> [The problem] Write out the records from the beginning through the line containing "table-row — [54, 530, 717, 606]", substituting "Regular" for every "Malo" and changing nothing else.

(Recorded data)
○ ○ ○ ○

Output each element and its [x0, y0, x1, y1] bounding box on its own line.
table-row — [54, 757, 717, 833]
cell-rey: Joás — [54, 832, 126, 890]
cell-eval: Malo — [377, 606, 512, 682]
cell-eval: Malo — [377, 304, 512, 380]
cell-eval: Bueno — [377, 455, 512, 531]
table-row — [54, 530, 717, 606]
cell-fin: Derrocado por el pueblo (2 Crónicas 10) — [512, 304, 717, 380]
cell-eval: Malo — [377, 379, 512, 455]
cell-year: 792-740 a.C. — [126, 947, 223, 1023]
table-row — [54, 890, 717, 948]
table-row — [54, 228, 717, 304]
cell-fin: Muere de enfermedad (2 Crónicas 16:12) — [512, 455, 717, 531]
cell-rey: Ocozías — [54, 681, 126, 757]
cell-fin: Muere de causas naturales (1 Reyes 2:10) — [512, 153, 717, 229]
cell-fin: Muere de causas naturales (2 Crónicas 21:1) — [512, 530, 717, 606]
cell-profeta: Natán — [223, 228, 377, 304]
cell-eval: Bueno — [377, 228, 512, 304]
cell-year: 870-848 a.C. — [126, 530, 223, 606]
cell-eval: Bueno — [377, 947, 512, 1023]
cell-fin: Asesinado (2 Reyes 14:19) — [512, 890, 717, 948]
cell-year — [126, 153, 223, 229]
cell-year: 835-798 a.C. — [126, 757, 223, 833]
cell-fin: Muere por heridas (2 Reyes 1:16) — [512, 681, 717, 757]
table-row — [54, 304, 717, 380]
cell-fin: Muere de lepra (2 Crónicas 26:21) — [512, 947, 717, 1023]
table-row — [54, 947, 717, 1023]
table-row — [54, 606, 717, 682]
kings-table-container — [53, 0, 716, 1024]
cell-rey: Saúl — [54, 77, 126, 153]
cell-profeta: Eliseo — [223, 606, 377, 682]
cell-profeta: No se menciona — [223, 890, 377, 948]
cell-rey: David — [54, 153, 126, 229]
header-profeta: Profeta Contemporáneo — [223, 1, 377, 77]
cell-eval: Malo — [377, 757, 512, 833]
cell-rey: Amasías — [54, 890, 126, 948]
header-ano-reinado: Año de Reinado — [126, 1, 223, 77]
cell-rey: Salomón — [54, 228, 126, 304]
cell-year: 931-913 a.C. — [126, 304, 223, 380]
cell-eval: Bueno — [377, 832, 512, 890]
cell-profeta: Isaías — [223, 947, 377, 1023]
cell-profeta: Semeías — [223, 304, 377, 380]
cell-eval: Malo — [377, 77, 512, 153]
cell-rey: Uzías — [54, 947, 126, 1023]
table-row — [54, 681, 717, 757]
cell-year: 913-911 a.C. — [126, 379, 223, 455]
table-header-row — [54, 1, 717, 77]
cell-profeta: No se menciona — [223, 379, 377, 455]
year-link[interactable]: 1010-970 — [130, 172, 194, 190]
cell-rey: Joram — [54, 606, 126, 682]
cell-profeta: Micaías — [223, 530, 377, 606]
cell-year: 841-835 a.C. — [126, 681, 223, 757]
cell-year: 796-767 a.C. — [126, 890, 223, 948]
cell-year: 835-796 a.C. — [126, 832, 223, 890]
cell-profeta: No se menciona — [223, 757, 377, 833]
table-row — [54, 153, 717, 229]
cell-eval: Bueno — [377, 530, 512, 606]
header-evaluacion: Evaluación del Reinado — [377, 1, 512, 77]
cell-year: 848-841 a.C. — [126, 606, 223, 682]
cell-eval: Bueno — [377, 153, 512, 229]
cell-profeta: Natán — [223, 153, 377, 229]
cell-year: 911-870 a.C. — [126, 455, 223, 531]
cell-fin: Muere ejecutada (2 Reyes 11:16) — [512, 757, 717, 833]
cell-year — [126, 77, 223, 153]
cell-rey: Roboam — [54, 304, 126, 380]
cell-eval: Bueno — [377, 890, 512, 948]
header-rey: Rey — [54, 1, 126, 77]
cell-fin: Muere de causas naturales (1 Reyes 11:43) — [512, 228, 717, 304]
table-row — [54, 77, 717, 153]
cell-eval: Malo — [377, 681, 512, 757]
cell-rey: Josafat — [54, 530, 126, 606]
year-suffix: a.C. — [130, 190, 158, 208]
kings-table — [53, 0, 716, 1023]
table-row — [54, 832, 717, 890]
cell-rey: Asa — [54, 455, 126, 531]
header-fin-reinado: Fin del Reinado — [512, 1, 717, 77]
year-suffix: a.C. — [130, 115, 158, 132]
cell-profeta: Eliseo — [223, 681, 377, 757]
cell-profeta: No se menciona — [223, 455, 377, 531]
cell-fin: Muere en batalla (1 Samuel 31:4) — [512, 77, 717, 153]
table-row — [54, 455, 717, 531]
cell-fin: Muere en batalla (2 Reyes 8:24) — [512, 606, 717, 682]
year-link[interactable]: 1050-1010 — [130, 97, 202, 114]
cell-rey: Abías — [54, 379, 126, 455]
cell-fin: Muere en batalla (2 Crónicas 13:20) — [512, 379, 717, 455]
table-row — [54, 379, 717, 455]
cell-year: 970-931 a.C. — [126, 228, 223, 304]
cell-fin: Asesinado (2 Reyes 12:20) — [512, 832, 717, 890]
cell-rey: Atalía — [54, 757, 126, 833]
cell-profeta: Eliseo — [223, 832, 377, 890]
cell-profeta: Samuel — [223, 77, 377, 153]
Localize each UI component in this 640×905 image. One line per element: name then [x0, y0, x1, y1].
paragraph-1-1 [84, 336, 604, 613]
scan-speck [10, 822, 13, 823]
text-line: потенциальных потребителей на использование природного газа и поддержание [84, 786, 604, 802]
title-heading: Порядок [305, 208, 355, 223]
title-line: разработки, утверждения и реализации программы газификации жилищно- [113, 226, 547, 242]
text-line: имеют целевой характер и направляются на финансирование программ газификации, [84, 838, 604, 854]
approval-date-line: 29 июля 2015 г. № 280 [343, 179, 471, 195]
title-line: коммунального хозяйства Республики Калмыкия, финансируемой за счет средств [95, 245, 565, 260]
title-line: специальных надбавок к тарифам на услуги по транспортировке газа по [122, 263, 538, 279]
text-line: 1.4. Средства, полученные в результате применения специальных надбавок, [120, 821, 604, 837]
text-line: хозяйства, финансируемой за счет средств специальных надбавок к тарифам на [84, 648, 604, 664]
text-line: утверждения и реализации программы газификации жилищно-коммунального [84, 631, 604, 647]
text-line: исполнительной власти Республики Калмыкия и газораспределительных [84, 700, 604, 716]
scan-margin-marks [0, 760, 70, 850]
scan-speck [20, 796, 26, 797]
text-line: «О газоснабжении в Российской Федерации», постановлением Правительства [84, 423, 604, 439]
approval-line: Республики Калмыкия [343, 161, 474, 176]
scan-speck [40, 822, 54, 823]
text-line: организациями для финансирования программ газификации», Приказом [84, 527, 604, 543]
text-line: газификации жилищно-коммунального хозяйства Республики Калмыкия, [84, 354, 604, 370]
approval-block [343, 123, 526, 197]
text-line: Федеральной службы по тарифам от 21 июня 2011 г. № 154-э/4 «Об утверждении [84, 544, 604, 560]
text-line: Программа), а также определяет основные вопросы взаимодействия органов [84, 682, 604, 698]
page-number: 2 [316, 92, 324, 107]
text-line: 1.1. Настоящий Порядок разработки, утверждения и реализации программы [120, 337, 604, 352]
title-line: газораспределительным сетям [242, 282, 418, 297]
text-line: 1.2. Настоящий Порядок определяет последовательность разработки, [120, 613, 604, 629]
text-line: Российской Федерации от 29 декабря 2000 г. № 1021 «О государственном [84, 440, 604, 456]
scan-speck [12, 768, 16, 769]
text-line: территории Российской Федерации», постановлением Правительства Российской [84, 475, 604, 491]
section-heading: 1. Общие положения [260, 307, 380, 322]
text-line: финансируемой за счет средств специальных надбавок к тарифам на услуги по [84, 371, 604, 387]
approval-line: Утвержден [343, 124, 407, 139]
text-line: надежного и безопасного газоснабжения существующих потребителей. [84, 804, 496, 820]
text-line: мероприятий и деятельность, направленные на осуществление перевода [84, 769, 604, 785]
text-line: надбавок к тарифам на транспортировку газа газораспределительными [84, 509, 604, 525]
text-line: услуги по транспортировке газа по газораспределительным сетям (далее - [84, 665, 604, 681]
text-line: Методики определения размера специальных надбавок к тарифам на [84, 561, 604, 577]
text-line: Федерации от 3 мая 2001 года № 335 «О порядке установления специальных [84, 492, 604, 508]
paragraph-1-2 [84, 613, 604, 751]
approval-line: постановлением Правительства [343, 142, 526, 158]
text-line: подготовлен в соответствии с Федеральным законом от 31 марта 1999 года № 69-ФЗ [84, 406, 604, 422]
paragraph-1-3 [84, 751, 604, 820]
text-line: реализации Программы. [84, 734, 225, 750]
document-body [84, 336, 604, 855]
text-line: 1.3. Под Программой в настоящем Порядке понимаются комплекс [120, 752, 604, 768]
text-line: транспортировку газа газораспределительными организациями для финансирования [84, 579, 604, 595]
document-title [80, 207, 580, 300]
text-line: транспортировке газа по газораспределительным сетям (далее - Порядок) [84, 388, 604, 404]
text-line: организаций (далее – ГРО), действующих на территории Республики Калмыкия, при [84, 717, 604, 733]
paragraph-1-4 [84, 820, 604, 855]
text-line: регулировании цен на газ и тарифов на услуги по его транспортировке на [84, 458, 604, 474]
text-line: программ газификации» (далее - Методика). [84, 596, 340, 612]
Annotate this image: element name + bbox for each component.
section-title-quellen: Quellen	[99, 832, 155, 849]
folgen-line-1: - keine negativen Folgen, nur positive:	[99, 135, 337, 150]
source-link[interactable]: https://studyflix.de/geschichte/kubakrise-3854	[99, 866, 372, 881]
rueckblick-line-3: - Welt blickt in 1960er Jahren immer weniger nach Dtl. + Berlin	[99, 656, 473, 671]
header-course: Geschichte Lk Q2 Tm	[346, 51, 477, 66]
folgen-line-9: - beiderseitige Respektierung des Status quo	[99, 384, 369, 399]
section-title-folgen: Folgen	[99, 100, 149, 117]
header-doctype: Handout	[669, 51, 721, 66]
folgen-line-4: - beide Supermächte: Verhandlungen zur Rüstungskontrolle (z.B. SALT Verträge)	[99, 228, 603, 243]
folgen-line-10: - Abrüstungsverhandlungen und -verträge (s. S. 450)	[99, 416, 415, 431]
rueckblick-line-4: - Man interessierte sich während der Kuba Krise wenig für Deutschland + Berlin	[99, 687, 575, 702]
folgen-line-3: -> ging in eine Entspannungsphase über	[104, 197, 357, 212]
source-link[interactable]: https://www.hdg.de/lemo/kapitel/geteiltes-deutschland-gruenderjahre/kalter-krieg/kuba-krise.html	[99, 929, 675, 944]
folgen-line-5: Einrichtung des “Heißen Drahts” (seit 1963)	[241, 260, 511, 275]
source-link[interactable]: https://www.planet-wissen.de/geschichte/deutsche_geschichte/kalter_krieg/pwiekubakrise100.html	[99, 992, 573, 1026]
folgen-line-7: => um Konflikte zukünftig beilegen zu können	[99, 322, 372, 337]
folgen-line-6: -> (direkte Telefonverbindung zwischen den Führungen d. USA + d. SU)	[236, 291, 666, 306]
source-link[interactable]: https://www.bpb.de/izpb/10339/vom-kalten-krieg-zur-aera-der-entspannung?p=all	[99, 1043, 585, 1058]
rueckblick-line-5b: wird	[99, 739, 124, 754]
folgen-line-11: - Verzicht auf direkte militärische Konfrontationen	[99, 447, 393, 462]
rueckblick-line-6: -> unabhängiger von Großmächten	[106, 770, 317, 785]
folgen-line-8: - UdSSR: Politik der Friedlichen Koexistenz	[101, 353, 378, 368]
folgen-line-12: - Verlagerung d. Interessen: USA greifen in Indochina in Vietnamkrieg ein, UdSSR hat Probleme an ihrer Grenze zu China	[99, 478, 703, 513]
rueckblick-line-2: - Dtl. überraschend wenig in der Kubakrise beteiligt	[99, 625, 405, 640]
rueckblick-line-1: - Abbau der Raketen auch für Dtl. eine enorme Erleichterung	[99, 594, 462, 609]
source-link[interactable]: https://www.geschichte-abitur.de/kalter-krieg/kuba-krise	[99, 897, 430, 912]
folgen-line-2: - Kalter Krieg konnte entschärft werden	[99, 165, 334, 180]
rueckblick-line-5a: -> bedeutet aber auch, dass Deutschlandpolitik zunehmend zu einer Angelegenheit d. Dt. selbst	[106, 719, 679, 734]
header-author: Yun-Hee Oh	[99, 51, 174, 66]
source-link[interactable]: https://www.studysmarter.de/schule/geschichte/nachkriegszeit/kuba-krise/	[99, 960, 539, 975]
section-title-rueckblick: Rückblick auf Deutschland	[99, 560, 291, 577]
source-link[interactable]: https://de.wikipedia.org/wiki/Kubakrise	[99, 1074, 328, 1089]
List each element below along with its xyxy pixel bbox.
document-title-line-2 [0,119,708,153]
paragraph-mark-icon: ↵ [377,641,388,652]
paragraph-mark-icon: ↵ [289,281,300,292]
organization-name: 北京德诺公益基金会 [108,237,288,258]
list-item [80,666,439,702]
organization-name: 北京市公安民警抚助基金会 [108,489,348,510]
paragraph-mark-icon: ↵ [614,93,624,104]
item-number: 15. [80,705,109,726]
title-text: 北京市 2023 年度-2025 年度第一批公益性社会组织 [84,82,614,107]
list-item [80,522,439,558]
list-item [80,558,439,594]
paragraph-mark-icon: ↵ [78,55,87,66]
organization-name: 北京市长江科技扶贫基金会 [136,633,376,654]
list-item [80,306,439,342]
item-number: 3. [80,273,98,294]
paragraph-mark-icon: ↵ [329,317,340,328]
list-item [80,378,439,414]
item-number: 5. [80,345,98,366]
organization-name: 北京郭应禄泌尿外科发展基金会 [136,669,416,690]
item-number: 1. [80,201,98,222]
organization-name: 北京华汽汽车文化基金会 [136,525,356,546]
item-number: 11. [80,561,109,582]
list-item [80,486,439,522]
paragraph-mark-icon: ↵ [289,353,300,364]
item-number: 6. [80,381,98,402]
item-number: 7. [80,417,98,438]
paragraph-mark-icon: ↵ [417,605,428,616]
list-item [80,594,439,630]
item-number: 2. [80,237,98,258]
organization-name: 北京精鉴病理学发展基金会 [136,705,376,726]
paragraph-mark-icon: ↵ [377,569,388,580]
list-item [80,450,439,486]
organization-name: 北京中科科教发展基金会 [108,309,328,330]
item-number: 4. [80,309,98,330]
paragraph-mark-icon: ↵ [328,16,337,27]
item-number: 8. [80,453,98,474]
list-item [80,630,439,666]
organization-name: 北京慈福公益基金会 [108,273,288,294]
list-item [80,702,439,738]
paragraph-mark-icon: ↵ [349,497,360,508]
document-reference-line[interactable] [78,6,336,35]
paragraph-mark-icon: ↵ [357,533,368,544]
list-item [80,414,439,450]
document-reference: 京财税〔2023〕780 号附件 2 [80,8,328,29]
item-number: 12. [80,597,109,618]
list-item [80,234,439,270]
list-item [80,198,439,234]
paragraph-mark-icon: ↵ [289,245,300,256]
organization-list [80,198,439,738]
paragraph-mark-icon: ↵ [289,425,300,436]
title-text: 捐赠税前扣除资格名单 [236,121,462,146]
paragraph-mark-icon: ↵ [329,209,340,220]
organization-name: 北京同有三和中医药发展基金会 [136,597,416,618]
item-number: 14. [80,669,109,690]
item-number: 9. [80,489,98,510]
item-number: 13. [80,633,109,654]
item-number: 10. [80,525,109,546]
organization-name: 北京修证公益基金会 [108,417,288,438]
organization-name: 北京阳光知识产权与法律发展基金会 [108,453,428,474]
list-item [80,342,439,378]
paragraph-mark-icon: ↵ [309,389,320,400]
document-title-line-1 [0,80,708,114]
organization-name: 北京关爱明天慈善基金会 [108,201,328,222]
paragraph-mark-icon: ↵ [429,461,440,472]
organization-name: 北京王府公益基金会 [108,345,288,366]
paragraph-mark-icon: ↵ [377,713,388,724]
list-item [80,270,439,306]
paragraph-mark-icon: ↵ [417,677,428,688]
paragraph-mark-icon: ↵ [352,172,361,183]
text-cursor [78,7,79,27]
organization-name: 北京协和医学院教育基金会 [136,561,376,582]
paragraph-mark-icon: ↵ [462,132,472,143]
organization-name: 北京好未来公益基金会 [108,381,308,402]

○ ○ ○ ○

> [Reply]
Output each element and its [x0, y0, x1, y1] bounding box on its own line.
table-row — [54, 757, 717, 833]
cell-rey: Joás — [54, 832, 126, 890]
cell-eval: Regular — [377, 606, 512, 682]
cell-eval: Regular — [377, 304, 512, 380]
cell-eval: Bueno — [377, 455, 512, 531]
table-row — [54, 530, 717, 606]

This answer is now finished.